## WHAT YOU ARE ASKED TO DO
State the number of lines in the material below that have "mustache" in them, without any other text.

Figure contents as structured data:
++++++++++++++++++++

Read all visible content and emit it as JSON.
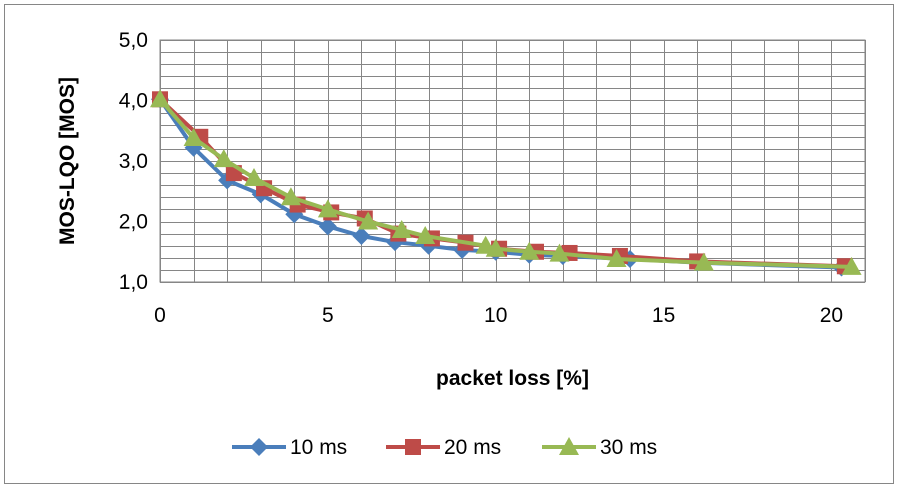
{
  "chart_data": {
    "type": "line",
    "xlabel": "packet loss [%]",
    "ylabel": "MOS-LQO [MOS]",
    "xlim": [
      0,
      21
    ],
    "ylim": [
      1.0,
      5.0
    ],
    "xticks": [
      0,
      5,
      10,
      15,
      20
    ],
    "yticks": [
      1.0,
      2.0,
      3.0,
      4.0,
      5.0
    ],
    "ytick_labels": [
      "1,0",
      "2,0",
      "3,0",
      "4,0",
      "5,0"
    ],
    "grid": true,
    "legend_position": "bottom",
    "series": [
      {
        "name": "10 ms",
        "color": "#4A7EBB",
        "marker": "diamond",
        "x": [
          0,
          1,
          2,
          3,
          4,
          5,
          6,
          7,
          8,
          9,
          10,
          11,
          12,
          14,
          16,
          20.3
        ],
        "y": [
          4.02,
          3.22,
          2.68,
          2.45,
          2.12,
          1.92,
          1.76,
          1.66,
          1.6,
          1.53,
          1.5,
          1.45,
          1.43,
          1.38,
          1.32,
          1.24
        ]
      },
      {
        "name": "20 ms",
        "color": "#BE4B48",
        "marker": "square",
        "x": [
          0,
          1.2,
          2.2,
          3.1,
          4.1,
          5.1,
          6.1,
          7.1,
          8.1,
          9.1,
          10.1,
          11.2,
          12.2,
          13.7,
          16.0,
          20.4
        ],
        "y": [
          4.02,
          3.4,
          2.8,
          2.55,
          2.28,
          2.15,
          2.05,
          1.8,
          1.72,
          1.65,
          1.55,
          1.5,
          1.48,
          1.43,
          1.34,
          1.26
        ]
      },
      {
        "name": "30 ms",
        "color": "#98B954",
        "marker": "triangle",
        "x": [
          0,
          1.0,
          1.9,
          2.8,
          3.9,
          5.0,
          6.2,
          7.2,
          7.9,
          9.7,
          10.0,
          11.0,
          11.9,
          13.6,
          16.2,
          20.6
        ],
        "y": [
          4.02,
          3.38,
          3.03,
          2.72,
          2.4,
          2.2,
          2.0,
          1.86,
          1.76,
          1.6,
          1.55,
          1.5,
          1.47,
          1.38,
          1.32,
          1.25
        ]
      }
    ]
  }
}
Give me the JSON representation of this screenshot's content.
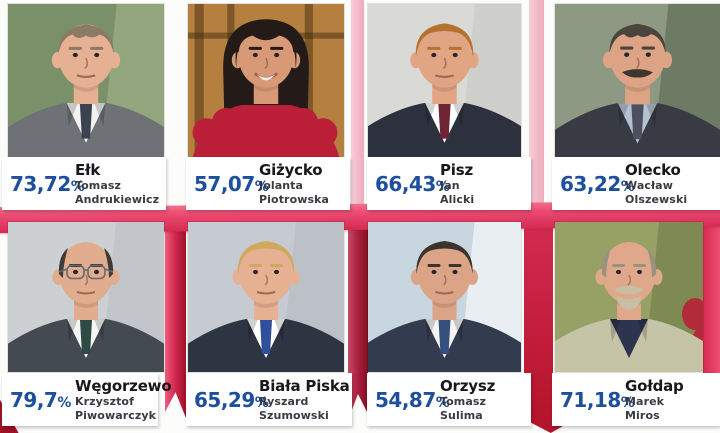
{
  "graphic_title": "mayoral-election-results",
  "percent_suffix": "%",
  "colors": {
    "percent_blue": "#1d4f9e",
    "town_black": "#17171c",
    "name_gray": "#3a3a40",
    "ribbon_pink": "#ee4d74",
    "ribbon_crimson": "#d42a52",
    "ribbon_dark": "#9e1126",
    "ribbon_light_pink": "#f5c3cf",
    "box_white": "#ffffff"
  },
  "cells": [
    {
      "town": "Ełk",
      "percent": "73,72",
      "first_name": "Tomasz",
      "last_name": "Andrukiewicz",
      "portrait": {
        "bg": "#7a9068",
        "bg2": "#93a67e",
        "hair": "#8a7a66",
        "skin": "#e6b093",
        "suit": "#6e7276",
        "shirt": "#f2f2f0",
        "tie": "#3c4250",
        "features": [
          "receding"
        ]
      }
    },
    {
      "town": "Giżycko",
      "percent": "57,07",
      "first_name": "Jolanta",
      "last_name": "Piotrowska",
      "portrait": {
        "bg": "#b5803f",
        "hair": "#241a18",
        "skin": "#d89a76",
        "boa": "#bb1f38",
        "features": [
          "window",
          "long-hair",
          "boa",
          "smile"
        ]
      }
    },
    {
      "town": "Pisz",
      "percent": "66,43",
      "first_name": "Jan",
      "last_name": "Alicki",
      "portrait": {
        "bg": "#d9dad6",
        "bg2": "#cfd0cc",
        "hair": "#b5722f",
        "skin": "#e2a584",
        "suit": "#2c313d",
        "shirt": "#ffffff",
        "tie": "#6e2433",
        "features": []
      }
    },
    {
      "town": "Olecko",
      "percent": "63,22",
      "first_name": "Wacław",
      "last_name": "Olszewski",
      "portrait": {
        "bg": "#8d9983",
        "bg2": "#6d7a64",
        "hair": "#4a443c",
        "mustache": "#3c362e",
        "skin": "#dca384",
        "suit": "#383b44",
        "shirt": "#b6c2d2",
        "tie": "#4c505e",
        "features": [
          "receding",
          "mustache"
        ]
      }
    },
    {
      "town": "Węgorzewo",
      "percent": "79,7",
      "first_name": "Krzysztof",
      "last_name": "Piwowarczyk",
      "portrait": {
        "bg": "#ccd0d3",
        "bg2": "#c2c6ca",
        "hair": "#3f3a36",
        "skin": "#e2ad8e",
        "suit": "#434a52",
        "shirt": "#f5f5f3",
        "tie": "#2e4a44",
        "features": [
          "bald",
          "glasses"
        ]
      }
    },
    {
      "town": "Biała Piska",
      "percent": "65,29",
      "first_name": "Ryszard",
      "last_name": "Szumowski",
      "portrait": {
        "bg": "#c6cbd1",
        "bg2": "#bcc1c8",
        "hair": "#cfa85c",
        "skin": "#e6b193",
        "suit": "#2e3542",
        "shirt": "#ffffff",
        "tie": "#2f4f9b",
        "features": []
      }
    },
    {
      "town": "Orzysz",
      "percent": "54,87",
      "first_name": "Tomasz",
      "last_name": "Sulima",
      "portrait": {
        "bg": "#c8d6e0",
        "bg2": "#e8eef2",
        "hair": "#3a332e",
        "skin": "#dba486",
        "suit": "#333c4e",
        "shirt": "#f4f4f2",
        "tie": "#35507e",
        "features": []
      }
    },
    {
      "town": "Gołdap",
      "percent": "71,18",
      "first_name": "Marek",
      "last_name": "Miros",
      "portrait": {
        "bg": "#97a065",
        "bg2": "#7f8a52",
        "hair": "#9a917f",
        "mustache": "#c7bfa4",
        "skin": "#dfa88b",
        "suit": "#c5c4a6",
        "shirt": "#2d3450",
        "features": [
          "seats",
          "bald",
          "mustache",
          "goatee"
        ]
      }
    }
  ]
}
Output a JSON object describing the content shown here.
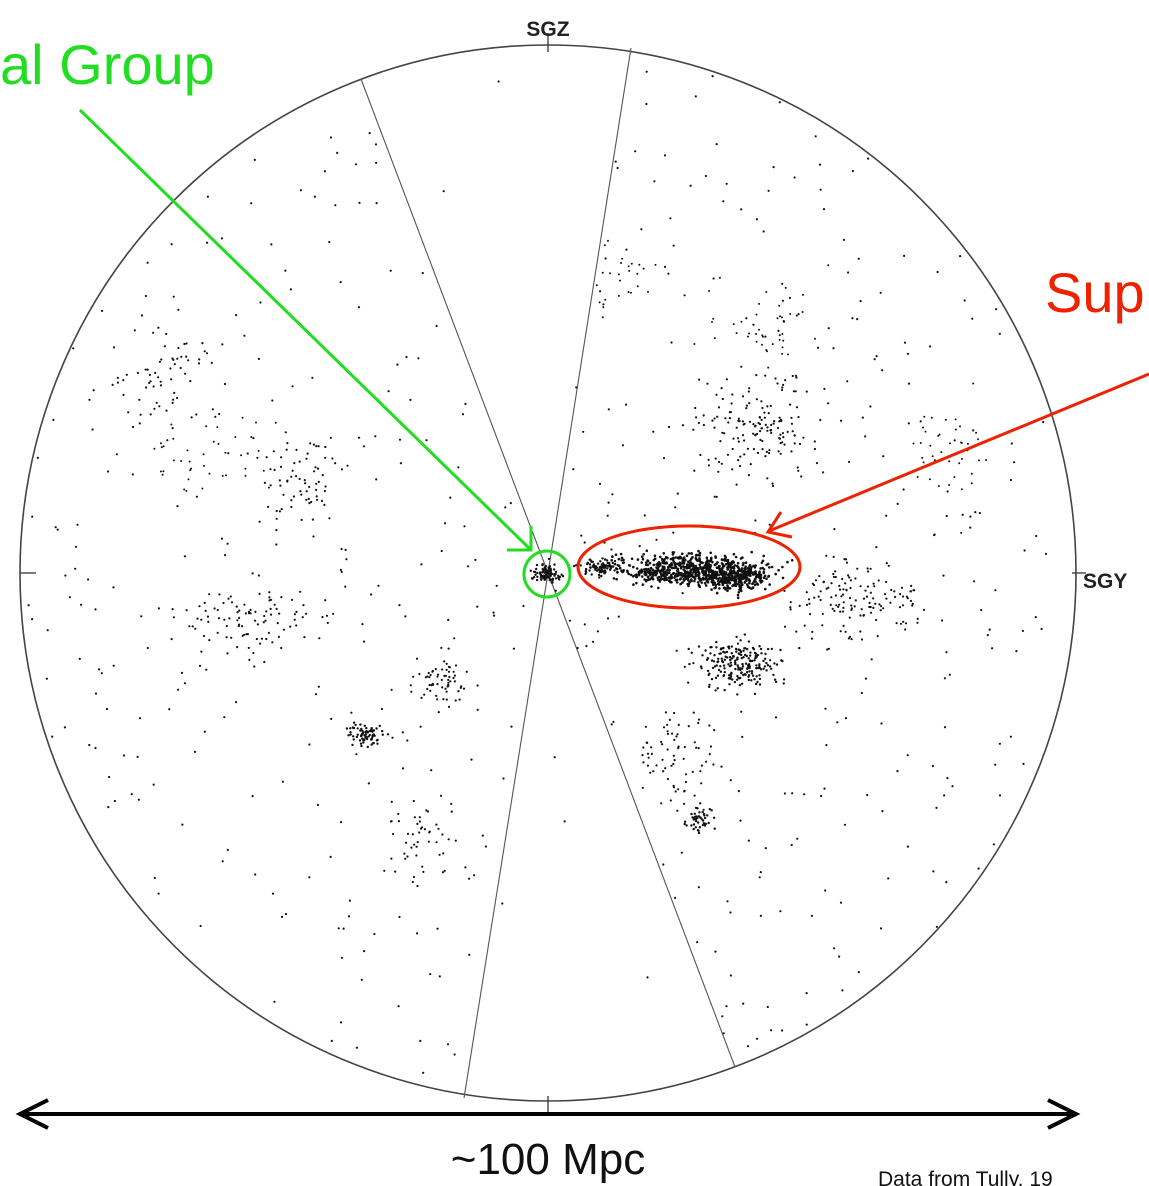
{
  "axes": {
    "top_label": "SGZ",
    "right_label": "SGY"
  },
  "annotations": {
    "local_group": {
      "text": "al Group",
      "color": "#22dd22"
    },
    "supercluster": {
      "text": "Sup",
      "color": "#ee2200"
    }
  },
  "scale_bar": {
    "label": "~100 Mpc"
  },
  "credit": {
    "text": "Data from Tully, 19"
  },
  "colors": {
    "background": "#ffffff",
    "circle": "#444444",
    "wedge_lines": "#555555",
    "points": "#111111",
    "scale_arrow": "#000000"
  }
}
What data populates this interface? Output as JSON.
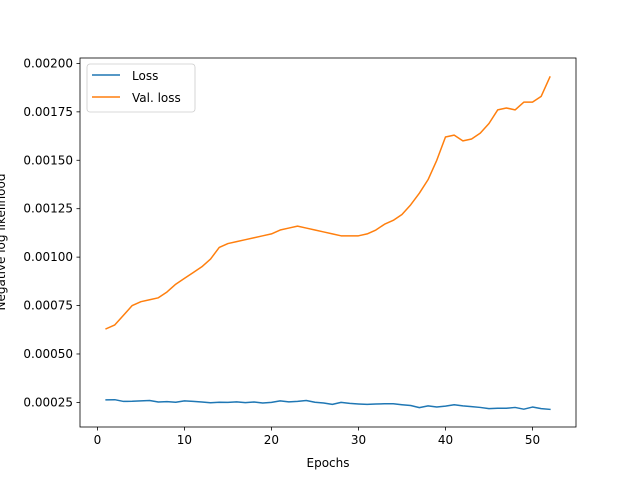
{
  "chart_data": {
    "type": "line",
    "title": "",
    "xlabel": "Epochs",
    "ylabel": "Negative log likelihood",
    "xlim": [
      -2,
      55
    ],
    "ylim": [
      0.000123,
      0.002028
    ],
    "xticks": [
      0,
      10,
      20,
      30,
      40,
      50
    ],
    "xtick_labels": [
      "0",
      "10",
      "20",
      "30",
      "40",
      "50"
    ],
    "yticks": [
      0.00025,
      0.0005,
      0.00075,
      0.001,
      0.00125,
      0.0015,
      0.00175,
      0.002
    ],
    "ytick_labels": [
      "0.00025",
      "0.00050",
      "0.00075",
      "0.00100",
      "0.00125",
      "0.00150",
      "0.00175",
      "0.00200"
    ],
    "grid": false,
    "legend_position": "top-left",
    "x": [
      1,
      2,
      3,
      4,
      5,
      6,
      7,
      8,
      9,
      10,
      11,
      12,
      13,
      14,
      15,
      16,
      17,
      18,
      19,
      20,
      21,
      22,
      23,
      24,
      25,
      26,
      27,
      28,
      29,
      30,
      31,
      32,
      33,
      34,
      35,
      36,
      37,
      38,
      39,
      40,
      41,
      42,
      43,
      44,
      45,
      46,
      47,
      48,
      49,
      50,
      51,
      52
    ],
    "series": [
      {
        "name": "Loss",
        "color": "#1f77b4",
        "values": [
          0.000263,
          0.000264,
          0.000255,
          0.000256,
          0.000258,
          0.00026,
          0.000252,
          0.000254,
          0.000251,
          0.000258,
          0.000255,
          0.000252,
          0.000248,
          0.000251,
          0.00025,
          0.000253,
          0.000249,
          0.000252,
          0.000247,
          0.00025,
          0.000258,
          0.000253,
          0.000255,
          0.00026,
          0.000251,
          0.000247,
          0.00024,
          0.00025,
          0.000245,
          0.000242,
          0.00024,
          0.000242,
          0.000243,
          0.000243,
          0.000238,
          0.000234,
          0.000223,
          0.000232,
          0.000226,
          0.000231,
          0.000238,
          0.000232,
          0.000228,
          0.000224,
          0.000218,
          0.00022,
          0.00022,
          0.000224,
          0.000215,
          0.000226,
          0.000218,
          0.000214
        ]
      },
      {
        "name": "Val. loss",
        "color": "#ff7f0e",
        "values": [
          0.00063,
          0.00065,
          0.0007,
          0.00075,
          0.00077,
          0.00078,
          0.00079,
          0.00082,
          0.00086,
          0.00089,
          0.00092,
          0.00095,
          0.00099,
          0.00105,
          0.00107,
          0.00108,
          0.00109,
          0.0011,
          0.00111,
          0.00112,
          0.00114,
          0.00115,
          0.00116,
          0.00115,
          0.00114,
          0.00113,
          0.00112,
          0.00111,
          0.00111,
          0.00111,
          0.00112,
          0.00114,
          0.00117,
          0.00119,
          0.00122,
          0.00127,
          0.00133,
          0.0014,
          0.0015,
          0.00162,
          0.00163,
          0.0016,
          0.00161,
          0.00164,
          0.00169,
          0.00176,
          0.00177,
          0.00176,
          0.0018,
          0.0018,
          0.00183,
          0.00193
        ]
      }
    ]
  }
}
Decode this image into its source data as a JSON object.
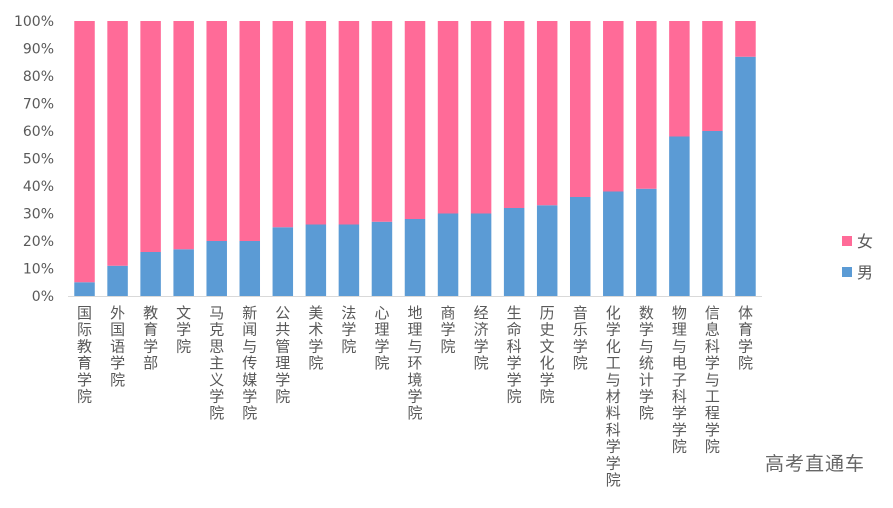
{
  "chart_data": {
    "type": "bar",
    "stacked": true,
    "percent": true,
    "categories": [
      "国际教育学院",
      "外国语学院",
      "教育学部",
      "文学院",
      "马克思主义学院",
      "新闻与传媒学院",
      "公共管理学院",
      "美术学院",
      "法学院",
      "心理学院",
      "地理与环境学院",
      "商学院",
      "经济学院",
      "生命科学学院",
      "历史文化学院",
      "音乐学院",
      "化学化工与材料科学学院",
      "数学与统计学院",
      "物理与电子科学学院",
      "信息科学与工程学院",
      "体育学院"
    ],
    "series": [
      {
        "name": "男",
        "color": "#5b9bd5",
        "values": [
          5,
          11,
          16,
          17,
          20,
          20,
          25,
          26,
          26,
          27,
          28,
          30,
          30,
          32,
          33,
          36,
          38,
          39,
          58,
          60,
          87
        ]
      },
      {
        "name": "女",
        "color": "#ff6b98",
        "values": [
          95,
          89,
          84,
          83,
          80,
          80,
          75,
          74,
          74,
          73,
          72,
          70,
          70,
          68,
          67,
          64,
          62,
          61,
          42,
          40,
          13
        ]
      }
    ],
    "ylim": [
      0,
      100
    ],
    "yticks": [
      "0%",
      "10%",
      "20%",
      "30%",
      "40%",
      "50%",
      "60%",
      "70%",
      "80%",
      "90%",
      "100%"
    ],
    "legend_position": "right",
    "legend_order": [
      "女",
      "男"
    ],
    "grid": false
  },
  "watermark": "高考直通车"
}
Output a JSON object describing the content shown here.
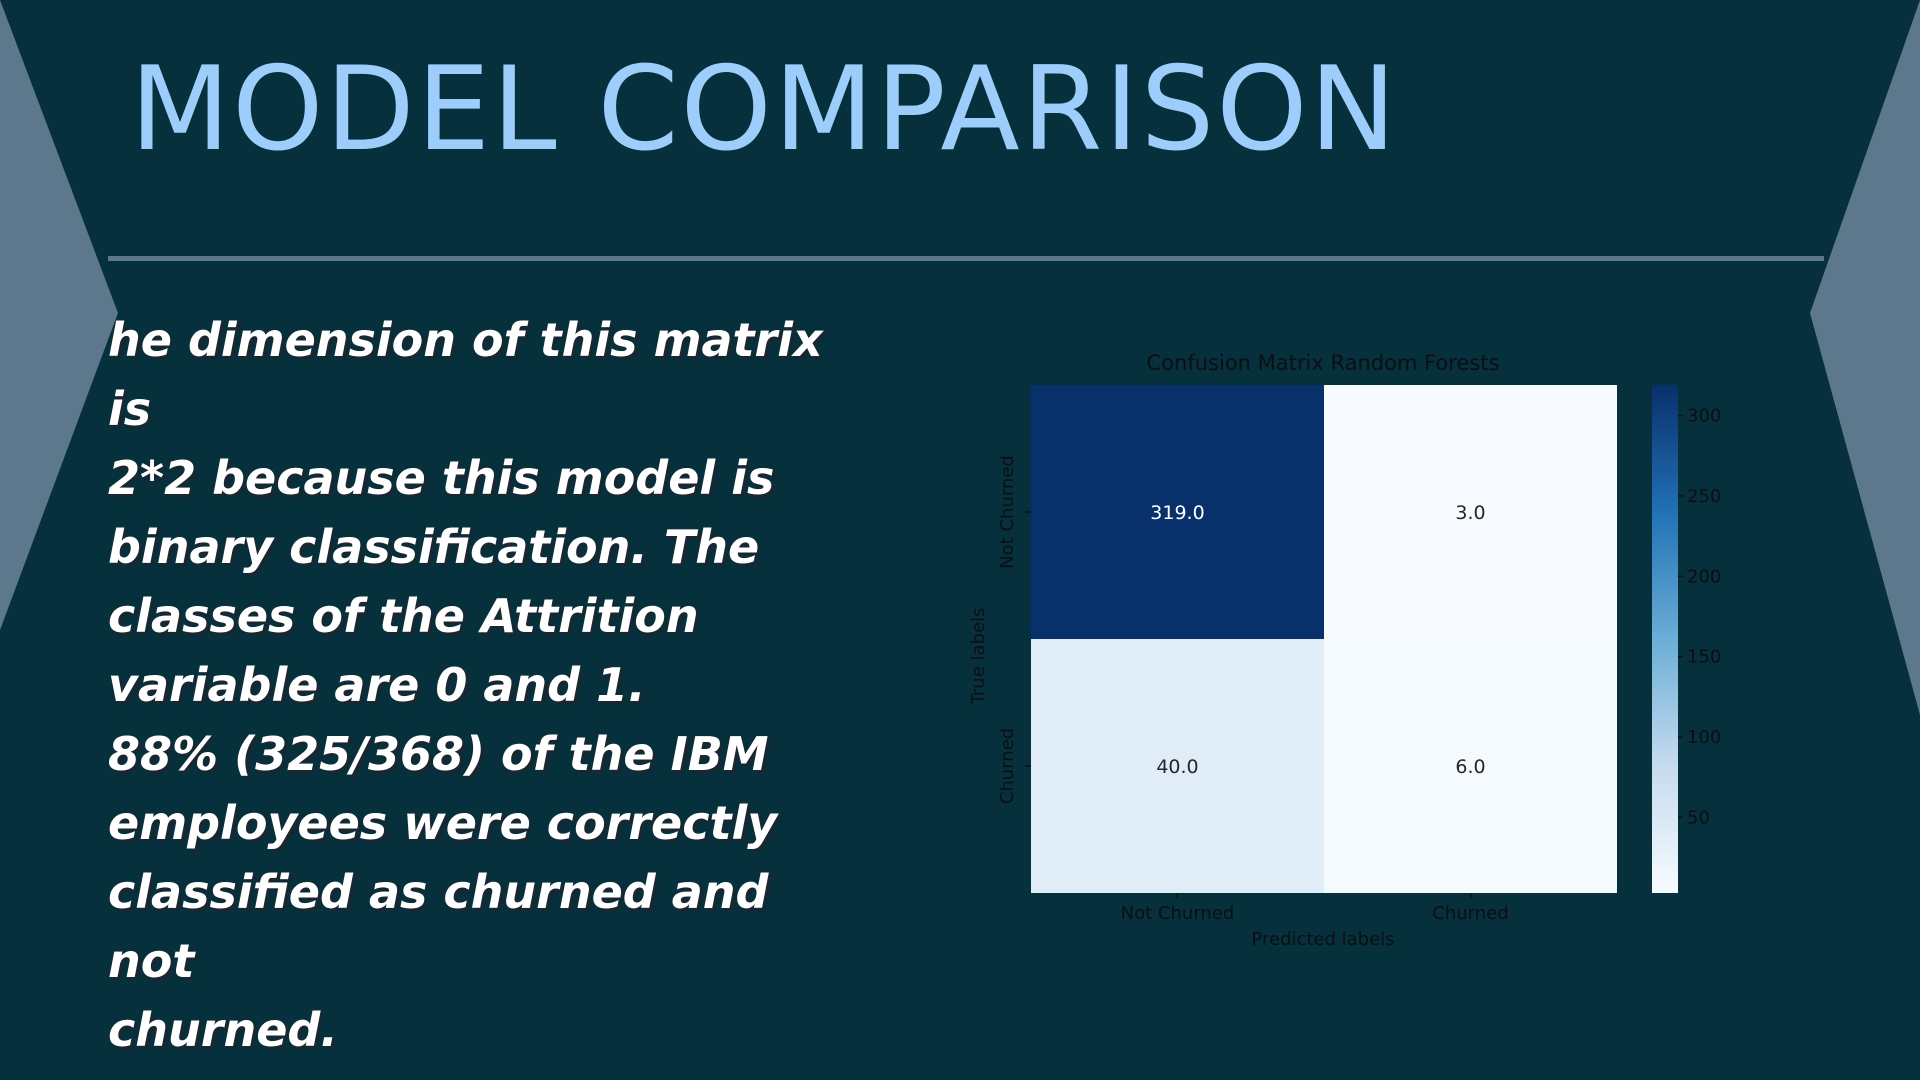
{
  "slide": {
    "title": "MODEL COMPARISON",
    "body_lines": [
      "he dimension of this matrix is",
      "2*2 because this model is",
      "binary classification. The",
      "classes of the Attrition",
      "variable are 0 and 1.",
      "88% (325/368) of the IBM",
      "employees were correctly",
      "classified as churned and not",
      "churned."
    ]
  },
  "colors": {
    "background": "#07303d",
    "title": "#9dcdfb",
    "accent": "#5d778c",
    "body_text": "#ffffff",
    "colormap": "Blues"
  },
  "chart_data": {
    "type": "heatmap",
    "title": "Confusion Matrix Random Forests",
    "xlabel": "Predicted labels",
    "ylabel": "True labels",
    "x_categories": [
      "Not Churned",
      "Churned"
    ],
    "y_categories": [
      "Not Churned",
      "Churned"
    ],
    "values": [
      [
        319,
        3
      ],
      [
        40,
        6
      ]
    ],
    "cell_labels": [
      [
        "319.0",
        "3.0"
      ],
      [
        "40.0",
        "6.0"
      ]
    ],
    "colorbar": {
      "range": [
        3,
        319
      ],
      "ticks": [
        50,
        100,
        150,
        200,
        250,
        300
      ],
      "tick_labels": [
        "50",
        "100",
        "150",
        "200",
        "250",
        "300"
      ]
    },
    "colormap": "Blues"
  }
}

++++++++++++++++++++

## THE RESULT
4